- Given records:

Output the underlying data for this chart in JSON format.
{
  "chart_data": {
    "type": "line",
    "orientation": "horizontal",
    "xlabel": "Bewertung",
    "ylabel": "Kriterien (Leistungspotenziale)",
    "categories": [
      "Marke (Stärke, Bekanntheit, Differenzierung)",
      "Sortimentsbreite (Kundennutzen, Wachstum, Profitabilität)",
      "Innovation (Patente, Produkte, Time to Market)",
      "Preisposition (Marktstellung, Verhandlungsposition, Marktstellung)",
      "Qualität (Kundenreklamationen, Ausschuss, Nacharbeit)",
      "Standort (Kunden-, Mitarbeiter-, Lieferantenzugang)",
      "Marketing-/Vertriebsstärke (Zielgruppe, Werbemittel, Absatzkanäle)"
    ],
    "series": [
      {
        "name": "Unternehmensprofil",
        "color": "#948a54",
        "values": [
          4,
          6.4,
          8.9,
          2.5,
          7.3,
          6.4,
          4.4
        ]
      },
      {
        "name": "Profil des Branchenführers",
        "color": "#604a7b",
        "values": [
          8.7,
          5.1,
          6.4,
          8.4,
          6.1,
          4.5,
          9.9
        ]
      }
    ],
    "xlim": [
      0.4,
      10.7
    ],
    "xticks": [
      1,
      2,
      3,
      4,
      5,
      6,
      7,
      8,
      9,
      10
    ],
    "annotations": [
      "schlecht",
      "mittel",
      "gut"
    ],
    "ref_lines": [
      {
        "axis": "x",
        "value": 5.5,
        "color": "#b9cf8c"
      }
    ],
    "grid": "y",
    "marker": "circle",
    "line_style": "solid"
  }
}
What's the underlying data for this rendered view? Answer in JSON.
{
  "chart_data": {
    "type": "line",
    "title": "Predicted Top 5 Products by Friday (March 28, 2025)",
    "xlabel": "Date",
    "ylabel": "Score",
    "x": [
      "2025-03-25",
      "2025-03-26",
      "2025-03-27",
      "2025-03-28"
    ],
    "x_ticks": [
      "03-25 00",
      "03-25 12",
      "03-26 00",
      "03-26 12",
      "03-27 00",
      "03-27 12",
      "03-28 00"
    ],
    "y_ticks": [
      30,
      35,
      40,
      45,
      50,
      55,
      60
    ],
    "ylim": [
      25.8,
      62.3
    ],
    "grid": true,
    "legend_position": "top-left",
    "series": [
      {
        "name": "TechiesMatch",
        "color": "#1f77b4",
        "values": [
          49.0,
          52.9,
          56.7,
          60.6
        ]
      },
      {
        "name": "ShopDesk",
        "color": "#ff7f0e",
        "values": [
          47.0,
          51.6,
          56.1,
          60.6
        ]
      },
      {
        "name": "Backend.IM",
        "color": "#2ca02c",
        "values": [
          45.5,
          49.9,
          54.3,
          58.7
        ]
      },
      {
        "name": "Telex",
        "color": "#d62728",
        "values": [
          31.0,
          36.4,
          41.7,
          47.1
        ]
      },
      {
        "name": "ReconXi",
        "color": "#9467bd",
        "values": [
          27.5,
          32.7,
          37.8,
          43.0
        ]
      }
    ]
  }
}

- Description of the task: Identify the lines that hold the word "color". Copy every one of them.

- Response below:
        "color": "#948a54",
        "color": "#604a7b",
        "color": "#b9cf8c"
        "color": "#1f77b4",
        "color": "#ff7f0e",
        "color": "#2ca02c",
        "color": "#d62728",
        "color": "#9467bd",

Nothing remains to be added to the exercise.